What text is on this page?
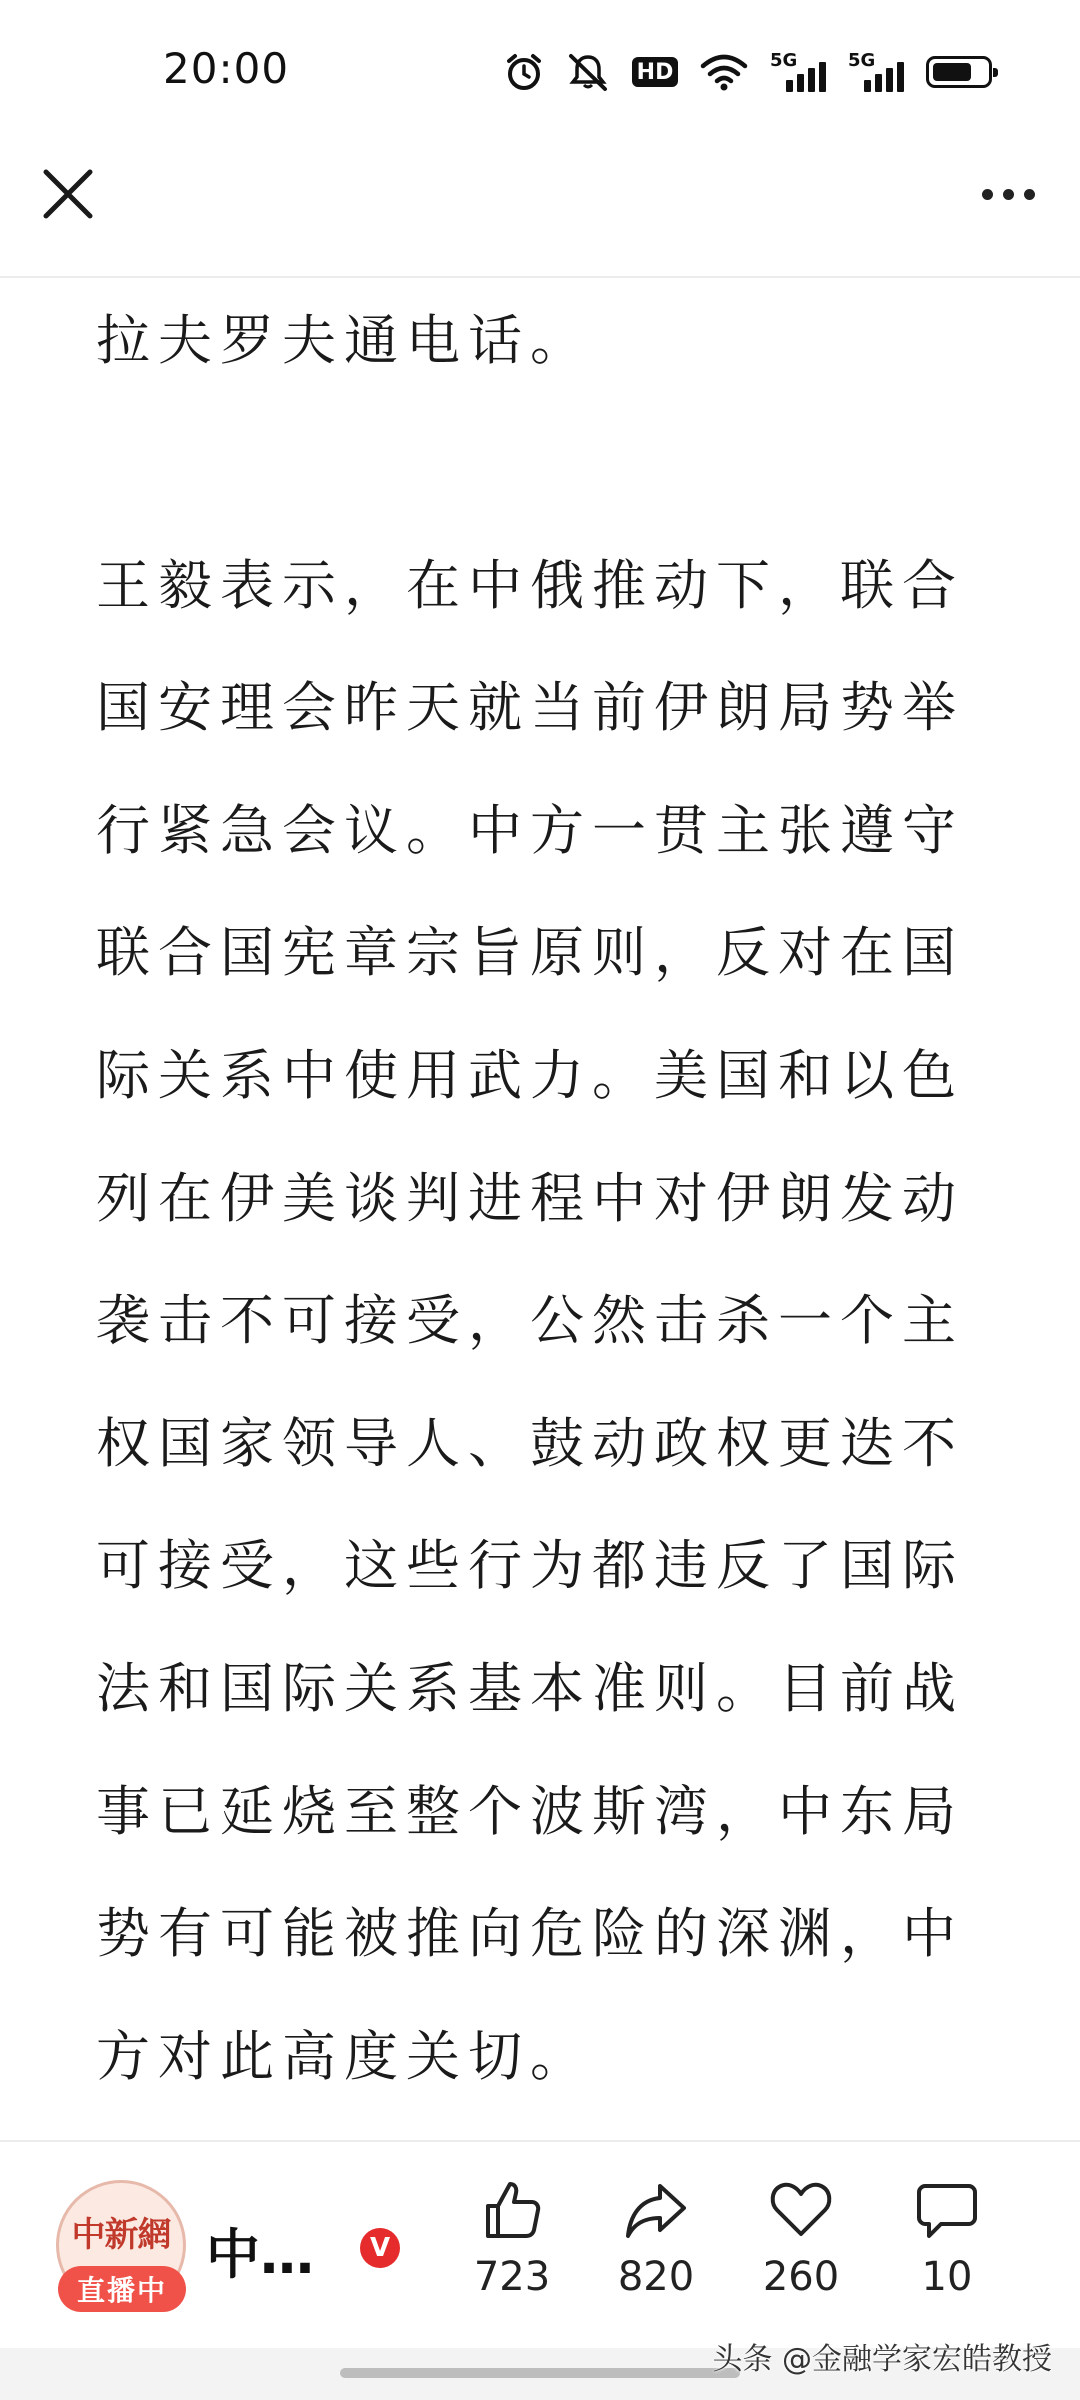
20:00	HD	5G	5G

拉夫罗夫通电话。

王毅表示，在中俄推动下，联合国安理会昨天就当前伊朗局势举行紧急会议。中方一贯主张遵守联合国宪章宗旨原则，反对在国际关系中使用武力。美国和以色列在伊美谈判进程中对伊朗发动袭击不可接受，公然击杀一个主权国家领导人、鼓动政权更迭不可接受，这些行为都违反了国际法和国际关系基本准则。目前战事已延烧至整个波斯湾，中东局势有可能被推向危险的深渊，中方对此高度关切。

中新網
直播中
中…	V
723 820 260 10
头条 @金融学家宏皓教授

○ ○ ○ ○ ○

◆ **Exercise directions**
Copy out all of the material exactly as written, without its pictures.

◆ **Answer**
What text is on this page?
20:00	HD	5G	5G

拉夫罗夫通电话。

王毅表示，在中俄推动下，联合国安理会昨天就当前伊朗局势举行紧急会议。中方一贯主张遵守联合国宪章宗旨原则，反对在国际关系中使用武力。美国和以色列在伊美谈判进程中对伊朗发动袭击不可接受，公然击杀一个主权国家领导人、鼓动政权更迭不可接受，这些行为都违反了国际法和国际关系基本准则。目前战事已延烧至整个波斯湾，中东局势有可能被推向危险的深渊，中方对此高度关切。

中新網
直播中
中…	V
723 820 260 10
头条 @金融学家宏皓教授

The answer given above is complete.